*Requirements*. Exclude any images and output the remaining records exactly.

*Material for the task*.
☆ ☆ ☆ ☆ ☆ ☆ ☆
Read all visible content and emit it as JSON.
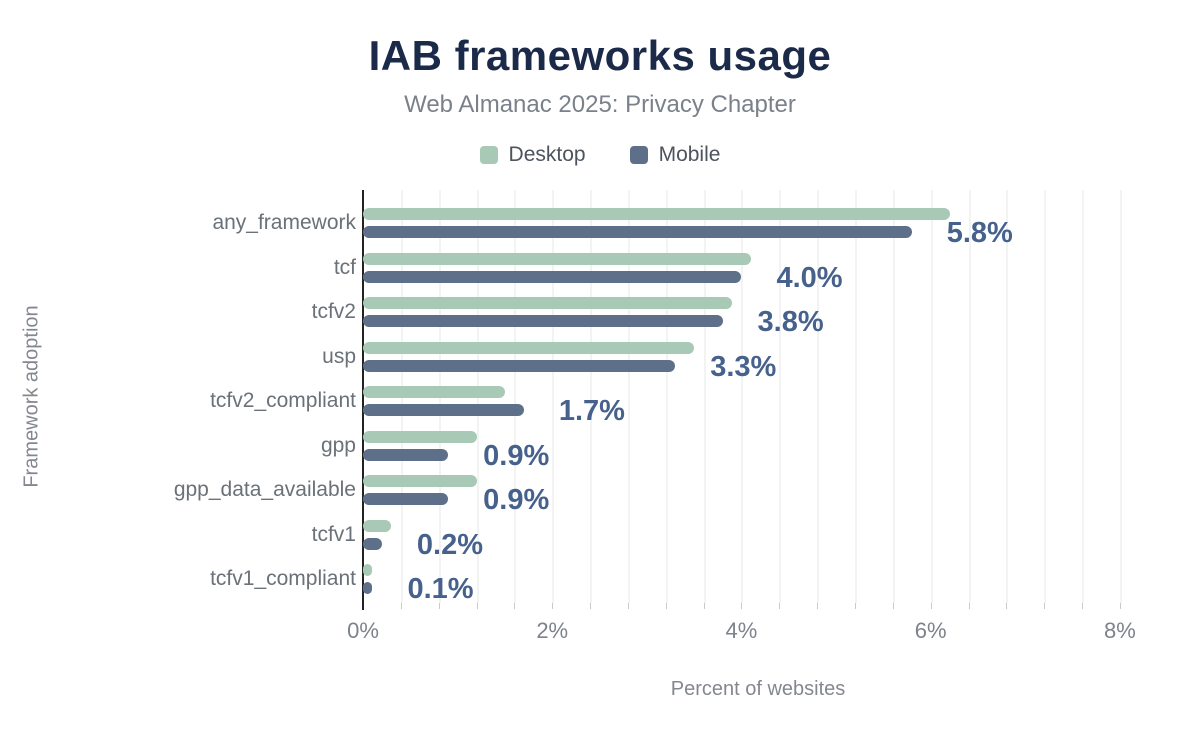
{
  "header": {
    "title": "IAB frameworks usage",
    "subtitle": "Web Almanac 2025: Privacy Chapter"
  },
  "legend": {
    "items": [
      {
        "label": "Desktop",
        "color": "#a7c9b6"
      },
      {
        "label": "Mobile",
        "color": "#5e6f8a"
      }
    ]
  },
  "chart_data": {
    "type": "bar",
    "orientation": "horizontal",
    "title": "IAB frameworks usage",
    "subtitle": "Web Almanac 2025: Privacy Chapter",
    "categories": [
      "any_framework",
      "tcf",
      "tcfv2",
      "usp",
      "tcfv2_compliant",
      "gpp",
      "gpp_data_available",
      "tcfv1",
      "tcfv1_compliant"
    ],
    "series": [
      {
        "name": "Desktop",
        "color": "#a7c9b6",
        "values": [
          6.2,
          4.1,
          3.9,
          3.5,
          1.5,
          1.2,
          1.2,
          0.3,
          0.1
        ]
      },
      {
        "name": "Mobile",
        "color": "#5e6f8a",
        "values": [
          5.8,
          4.0,
          3.8,
          3.3,
          1.7,
          0.9,
          0.9,
          0.2,
          0.1
        ]
      }
    ],
    "bar_labels": [
      "5.8%",
      "4.0%",
      "3.8%",
      "3.3%",
      "1.7%",
      "0.9%",
      "0.9%",
      "0.2%",
      "0.1%"
    ],
    "bar_label_color": "#47618d",
    "xlabel": "Percent of websites",
    "ylabel": "Framework adoption",
    "x_ticks": [
      {
        "value": 0,
        "label": "0%"
      },
      {
        "value": 2,
        "label": "2%"
      },
      {
        "value": 4,
        "label": "4%"
      },
      {
        "value": 6,
        "label": "6%"
      },
      {
        "value": 8,
        "label": "8%"
      }
    ],
    "xlim": [
      0,
      8.35
    ],
    "grid": true,
    "grid_step": 0.4,
    "legend_position": "top"
  }
}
☆ ☆ ☆ ☆ ☆ ☆ ☆
*Complete answer*.
Read all visible content and emit it as JSON.
{
  "header": {
    "title": "IAB frameworks usage",
    "subtitle": "Web Almanac 2025: Privacy Chapter"
  },
  "legend": {
    "items": [
      {
        "label": "Desktop",
        "color": "#a7c9b6"
      },
      {
        "label": "Mobile",
        "color": "#5e6f8a"
      }
    ]
  },
  "chart_data": {
    "type": "bar",
    "orientation": "horizontal",
    "title": "IAB frameworks usage",
    "subtitle": "Web Almanac 2025: Privacy Chapter",
    "categories": [
      "any_framework",
      "tcf",
      "tcfv2",
      "usp",
      "tcfv2_compliant",
      "gpp",
      "gpp_data_available",
      "tcfv1",
      "tcfv1_compliant"
    ],
    "series": [
      {
        "name": "Desktop",
        "color": "#a7c9b6",
        "values": [
          6.2,
          4.1,
          3.9,
          3.5,
          1.5,
          1.2,
          1.2,
          0.3,
          0.1
        ]
      },
      {
        "name": "Mobile",
        "color": "#5e6f8a",
        "values": [
          5.8,
          4.0,
          3.8,
          3.3,
          1.7,
          0.9,
          0.9,
          0.2,
          0.1
        ]
      }
    ],
    "bar_labels": [
      "5.8%",
      "4.0%",
      "3.8%",
      "3.3%",
      "1.7%",
      "0.9%",
      "0.9%",
      "0.2%",
      "0.1%"
    ],
    "bar_label_color": "#47618d",
    "xlabel": "Percent of websites",
    "ylabel": "Framework adoption",
    "x_ticks": [
      {
        "value": 0,
        "label": "0%"
      },
      {
        "value": 2,
        "label": "2%"
      },
      {
        "value": 4,
        "label": "4%"
      },
      {
        "value": 6,
        "label": "6%"
      },
      {
        "value": 8,
        "label": "8%"
      }
    ],
    "xlim": [
      0,
      8.35
    ],
    "grid": true,
    "grid_step": 0.4,
    "legend_position": "top"
  }
}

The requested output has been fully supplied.